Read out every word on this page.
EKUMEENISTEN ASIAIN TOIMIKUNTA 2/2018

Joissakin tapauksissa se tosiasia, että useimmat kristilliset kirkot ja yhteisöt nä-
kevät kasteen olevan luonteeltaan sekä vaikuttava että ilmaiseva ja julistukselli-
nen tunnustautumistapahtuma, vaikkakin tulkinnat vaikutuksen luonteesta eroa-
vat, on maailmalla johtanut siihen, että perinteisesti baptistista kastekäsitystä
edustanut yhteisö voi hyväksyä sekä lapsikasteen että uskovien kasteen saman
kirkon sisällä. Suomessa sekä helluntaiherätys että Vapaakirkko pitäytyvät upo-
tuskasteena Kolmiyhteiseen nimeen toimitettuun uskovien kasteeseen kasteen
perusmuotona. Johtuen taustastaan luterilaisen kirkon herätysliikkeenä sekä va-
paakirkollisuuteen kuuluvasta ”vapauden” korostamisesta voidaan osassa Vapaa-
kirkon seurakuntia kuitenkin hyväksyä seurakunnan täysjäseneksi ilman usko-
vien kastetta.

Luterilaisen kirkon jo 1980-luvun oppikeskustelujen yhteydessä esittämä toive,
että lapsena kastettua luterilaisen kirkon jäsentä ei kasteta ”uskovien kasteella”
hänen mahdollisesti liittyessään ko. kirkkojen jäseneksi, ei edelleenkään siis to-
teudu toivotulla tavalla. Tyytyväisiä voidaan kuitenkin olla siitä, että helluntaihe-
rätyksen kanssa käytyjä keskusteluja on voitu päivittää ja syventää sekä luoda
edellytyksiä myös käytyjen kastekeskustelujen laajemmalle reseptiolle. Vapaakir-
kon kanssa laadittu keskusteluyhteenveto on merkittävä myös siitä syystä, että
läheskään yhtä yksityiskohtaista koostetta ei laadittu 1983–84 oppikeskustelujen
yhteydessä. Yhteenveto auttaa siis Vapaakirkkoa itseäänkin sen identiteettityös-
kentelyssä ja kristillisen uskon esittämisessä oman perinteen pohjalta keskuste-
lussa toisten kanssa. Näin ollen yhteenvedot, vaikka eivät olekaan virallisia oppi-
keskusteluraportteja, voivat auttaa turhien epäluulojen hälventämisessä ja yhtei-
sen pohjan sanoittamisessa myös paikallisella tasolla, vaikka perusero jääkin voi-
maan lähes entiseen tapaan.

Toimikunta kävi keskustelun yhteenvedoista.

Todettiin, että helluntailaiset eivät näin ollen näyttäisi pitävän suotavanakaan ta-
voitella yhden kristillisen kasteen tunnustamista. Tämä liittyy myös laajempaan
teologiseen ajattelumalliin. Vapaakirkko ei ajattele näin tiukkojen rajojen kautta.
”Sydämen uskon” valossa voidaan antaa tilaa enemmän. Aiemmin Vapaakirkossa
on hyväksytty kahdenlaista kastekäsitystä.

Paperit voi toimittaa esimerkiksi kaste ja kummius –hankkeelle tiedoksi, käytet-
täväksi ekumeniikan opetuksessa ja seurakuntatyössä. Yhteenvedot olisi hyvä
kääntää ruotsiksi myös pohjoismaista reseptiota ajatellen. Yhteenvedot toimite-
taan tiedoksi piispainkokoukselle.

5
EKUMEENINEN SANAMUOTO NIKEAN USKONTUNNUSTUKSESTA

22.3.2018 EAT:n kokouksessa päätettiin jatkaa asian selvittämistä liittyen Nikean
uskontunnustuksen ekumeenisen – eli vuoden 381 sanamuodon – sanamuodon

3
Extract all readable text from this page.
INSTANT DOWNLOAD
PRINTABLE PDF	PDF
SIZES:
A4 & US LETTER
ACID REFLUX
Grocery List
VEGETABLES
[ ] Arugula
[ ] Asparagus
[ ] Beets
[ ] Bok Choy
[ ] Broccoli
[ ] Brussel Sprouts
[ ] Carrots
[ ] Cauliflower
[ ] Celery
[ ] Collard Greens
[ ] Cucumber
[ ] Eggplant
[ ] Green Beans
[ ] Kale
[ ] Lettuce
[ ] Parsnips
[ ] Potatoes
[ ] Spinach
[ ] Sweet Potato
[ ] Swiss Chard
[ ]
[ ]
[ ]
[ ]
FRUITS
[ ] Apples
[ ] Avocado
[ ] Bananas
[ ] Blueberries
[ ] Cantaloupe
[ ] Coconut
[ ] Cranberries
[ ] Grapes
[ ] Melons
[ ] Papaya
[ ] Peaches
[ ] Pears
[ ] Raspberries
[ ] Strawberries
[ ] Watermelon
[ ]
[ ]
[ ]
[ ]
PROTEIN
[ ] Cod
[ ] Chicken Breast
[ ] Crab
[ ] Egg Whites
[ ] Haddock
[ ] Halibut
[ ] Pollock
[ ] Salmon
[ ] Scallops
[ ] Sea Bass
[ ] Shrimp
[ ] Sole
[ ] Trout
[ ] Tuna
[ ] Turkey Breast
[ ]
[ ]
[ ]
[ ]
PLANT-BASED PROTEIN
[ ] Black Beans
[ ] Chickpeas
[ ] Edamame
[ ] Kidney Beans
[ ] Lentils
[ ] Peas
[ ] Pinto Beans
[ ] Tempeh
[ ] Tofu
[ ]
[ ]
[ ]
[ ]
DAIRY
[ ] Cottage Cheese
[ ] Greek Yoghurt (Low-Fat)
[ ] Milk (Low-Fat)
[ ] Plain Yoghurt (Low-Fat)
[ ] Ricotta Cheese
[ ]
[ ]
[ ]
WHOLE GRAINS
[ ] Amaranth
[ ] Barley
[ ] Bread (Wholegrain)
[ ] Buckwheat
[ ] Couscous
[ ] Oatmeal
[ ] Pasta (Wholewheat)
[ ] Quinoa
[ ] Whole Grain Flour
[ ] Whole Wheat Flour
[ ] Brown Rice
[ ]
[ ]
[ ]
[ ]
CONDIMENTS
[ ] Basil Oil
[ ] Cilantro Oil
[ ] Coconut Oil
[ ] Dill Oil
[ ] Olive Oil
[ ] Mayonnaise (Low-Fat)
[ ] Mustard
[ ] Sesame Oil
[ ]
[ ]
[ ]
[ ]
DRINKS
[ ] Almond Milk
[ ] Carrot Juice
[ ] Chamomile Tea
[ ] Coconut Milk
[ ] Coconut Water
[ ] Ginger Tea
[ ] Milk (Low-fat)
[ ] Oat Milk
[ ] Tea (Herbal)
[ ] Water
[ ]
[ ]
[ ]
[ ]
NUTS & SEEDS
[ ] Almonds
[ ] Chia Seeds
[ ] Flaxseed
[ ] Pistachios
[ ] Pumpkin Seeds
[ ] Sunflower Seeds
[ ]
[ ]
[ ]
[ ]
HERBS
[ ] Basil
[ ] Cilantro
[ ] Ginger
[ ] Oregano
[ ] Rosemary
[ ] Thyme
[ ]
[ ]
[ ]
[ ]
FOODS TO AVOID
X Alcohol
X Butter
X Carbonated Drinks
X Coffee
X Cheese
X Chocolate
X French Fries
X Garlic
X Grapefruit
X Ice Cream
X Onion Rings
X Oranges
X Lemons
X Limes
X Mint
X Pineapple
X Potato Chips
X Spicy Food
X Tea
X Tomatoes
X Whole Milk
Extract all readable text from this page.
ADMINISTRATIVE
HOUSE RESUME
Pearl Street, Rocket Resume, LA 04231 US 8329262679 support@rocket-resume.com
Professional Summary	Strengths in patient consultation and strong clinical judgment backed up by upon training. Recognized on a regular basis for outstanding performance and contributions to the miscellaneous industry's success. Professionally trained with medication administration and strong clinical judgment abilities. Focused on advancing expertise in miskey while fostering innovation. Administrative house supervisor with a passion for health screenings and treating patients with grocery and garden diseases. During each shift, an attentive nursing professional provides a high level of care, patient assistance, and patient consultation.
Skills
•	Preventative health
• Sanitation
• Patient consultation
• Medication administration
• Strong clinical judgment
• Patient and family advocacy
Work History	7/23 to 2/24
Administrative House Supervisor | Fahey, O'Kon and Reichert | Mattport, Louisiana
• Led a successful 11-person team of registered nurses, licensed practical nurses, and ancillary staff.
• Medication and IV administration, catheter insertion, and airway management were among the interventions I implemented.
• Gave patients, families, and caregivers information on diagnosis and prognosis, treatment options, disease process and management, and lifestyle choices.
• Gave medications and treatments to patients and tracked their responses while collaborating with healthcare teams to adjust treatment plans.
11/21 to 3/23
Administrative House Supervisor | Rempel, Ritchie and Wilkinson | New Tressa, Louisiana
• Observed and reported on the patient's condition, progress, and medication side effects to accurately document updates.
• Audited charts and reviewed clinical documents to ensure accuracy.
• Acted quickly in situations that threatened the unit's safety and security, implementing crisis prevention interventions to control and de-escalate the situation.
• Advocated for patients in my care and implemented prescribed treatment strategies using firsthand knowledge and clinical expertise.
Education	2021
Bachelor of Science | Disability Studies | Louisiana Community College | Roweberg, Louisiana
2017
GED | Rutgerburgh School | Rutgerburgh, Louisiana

Exercise >>
Go through the listing above and find each line containing the string "Flour"; copy those lines.

Response >>
[ ] Whole Grain Flour
[ ] Whole Wheat Flour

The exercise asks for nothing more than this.